Fragmento original:

★ ★ ★ ★ ★ ★ ★

La peluca cortada en escalones –hoy depositada en el Museo de Pittsburgh–, el acné recurrente y la nariz roja, objeto de bullying en la adolescencia y de maquillaje en la adultez, junto a la delgadez anoréxica, establecida como la única imagen aceptable de la madurez. En sus últimos años Warhol pesaba 51 kilos; a él le gustaba verse ahí. Sumemos las cicatrices, ese torso de moderno Frankestein atravesado en zigzag por las costuras de una cirugía de campaña. En 1968 Warhol sufrió el ataque de una allegada a su taller grupal, The Factory. Valerie Solanas, una feminista radicalizada, le hizo dos disparos que literalmente lo mataron, pues llegó al hospital muerto y fue revivido por un cirujano mediante un masaje manual al corazón. En 1969 Richard Avedon hizo un crudo retrato de ese cuerpo cortado, a su vez dejando la cabeza fuera del encuadre.
“Soy un freak. No puedo cambiar eso. Soy muy atípico”, escribe Warhol. Deberíamos hablar, mejor, de la construcción metódica del freak, contra los estereotipos del galán hetero y el gay montañés o motoquero. El prefiere cultivar la palabra aniñada –esa “voz a lo Bouvier”, que le dio por imitar una vez que Jackie Kennedy quedó viuda– para simplificar no solo el arte, sino también la investidura del crítico y del artista, reemplazando gloria por glamour. Warhol es inseparable de la contienda entre televisión y prensa gráfica en los 60 y 70. Toda su obra puede ser leída como proyección del diseño gráfico, en el que se licenció en 1949.
“Raphael Madonna- $ 6.99”, de Warhol (1985). Tinta acrílica y serigrafía sobre lino, exhibida por primera vez en la muestra del Palazzo Stelline de Milán.
Latas Campbell, Coca-Cola, el detergente Brillo, un catálogo de obra que en los años 60 se parecía a una lista de mercado: el diseñador los amplía a a escala de tótem. Pero siempre se trata del packaging, no del contenido, como gatillo del deseo. De hecho, una de las hipótesis más fuertes sobre el origen de su nombre artístico (Warhol matará a Warhola) es el error tipográfico en su primera colaboración, una ilustración en la revista Glamour, en 1949.
Julia Warhola, madre de Andy (1974) y Autorretrato del artista (1986). Gentileza Fundación Andy Warhol para las Artes Visuales, foto de Jonathan Dorado.

★ ★ ★ ★ ★ ★ ★

[Registros de una colección de datos]
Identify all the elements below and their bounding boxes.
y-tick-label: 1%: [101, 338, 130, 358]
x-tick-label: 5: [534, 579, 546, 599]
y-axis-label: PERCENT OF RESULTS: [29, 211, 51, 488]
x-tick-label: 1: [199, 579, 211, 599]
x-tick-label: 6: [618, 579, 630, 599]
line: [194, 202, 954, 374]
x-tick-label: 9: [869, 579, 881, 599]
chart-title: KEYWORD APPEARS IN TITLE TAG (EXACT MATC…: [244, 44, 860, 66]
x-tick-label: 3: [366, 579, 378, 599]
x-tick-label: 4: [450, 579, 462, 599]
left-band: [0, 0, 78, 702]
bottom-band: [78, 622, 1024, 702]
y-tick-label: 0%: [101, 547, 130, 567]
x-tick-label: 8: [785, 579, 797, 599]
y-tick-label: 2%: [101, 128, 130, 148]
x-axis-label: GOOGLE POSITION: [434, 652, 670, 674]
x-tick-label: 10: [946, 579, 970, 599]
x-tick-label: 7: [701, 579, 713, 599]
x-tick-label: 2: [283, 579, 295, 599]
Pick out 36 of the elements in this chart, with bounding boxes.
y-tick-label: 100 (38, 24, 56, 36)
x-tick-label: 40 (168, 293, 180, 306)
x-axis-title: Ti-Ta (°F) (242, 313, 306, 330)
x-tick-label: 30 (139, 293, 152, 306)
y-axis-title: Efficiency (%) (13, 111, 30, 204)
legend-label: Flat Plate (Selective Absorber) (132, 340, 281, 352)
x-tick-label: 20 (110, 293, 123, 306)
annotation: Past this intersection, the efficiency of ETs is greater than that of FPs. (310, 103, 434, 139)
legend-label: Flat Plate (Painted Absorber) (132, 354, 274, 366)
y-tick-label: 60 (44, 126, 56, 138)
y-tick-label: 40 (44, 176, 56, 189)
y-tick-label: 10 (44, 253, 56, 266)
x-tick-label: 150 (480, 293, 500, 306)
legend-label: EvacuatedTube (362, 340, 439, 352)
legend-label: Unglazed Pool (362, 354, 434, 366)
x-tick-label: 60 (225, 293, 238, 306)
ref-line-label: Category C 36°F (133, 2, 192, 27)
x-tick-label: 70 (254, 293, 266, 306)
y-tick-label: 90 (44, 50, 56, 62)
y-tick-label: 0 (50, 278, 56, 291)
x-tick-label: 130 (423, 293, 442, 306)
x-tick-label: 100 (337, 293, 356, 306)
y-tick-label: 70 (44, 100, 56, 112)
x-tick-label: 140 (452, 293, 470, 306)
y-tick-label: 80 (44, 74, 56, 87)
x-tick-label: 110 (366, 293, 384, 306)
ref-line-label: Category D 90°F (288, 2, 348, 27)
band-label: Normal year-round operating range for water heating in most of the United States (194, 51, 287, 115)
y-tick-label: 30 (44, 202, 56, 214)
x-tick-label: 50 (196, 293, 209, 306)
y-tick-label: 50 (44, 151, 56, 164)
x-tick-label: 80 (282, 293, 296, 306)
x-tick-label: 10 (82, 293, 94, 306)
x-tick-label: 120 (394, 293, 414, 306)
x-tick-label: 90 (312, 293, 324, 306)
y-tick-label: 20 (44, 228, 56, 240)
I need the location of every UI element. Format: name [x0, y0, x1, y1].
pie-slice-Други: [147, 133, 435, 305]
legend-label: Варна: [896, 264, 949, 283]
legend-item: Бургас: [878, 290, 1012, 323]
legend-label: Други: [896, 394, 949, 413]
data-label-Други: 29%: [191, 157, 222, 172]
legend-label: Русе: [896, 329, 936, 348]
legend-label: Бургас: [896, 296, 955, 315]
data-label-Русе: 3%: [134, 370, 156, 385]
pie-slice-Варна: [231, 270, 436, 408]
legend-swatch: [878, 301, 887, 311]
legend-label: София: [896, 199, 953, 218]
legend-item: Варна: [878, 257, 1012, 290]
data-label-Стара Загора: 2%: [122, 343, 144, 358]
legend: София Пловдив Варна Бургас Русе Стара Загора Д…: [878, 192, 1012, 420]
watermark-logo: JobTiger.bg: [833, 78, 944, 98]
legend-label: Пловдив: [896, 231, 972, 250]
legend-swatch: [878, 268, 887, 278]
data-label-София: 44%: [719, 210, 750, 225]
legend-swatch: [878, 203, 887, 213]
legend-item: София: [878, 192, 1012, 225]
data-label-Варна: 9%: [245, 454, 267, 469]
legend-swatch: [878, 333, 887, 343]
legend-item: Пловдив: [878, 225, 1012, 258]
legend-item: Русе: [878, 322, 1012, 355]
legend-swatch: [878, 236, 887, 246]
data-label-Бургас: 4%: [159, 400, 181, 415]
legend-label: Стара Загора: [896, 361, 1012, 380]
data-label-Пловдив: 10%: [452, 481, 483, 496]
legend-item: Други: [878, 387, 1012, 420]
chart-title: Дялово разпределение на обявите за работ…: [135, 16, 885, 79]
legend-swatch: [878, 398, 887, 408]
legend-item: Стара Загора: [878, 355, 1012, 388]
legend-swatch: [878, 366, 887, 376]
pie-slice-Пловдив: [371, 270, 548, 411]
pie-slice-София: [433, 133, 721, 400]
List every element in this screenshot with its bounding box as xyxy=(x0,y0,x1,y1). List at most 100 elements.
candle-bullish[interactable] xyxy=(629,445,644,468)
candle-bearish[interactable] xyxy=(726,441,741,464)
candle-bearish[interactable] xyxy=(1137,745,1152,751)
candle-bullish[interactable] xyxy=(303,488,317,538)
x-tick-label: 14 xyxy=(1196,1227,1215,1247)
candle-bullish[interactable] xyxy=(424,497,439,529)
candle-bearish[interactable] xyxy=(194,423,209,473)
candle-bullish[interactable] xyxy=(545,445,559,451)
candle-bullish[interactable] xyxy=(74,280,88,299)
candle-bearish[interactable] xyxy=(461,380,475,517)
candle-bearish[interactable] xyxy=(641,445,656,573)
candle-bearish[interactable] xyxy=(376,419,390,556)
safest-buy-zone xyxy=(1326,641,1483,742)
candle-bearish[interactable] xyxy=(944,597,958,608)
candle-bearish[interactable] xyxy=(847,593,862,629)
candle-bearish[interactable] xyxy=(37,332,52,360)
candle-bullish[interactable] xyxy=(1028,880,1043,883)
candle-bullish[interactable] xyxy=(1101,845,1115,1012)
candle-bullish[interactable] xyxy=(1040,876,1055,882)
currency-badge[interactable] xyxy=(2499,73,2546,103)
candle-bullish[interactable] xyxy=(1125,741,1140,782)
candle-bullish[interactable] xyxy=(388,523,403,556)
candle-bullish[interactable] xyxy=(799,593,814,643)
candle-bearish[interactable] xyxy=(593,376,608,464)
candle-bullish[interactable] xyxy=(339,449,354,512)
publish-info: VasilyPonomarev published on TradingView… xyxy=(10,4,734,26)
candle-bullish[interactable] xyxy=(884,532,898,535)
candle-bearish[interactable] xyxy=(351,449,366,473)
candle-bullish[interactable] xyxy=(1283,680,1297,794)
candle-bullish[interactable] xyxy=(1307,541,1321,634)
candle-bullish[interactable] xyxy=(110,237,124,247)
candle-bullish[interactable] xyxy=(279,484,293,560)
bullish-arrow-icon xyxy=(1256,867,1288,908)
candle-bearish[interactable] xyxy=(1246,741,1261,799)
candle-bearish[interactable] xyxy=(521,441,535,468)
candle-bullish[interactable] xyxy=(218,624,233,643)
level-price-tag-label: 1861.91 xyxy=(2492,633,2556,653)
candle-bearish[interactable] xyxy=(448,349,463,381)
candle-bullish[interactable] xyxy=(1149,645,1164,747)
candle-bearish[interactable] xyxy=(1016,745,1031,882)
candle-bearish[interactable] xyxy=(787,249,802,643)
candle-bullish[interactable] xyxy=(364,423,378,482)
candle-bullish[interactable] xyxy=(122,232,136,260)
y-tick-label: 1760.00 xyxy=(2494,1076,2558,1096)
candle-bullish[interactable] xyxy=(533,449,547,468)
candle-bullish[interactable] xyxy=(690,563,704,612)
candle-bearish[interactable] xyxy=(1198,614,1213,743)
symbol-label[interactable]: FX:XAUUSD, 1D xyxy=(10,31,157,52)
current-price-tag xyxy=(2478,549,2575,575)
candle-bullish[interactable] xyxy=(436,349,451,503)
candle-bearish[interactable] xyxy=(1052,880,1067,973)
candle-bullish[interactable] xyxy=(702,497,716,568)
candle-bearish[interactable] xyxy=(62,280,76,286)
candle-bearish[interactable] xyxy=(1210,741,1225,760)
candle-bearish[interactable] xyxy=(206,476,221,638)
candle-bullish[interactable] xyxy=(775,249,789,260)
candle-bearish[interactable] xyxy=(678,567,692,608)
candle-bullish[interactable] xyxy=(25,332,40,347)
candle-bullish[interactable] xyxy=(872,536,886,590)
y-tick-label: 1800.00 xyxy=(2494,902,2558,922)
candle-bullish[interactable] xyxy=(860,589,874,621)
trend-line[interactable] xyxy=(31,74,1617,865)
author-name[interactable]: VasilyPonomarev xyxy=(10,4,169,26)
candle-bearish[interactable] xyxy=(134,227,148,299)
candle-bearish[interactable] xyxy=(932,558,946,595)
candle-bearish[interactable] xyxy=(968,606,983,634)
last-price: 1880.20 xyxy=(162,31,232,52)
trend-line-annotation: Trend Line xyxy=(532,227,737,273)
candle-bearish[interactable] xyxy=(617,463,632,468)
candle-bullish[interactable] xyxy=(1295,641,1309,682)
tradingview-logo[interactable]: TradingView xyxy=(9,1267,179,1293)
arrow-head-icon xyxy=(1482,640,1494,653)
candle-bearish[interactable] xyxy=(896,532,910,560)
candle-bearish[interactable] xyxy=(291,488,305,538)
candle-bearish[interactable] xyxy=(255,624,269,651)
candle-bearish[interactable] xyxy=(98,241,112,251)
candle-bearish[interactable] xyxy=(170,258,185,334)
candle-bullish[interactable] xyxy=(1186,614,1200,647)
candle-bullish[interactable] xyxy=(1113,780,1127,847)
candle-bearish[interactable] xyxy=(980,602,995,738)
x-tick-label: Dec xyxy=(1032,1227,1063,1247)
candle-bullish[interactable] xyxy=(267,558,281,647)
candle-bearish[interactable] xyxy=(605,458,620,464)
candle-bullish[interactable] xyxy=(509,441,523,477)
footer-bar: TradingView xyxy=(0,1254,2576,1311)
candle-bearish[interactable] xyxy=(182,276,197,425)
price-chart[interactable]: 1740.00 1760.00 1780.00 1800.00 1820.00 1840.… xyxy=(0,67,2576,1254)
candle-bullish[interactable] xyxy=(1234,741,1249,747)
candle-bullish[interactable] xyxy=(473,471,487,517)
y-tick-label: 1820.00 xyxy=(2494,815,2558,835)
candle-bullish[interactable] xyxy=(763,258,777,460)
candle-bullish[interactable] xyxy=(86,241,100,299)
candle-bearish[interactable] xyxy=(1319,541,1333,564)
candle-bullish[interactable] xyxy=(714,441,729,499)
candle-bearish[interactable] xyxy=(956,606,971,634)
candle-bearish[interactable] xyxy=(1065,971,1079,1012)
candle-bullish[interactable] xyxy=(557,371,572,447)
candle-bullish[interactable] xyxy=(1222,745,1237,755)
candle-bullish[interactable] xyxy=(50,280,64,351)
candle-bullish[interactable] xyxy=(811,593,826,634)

★ ★ ★ ★ ★ ★ ★

Actividad:
Traduce al inglés esta oración del texto sobre Warhol: "Warhol es inseparable de la contienda entre televisión y prensa gráfica en los 60 y 70."

Solución:
Warhol is inseparable from the contest between television and print media in the '60s and '70s.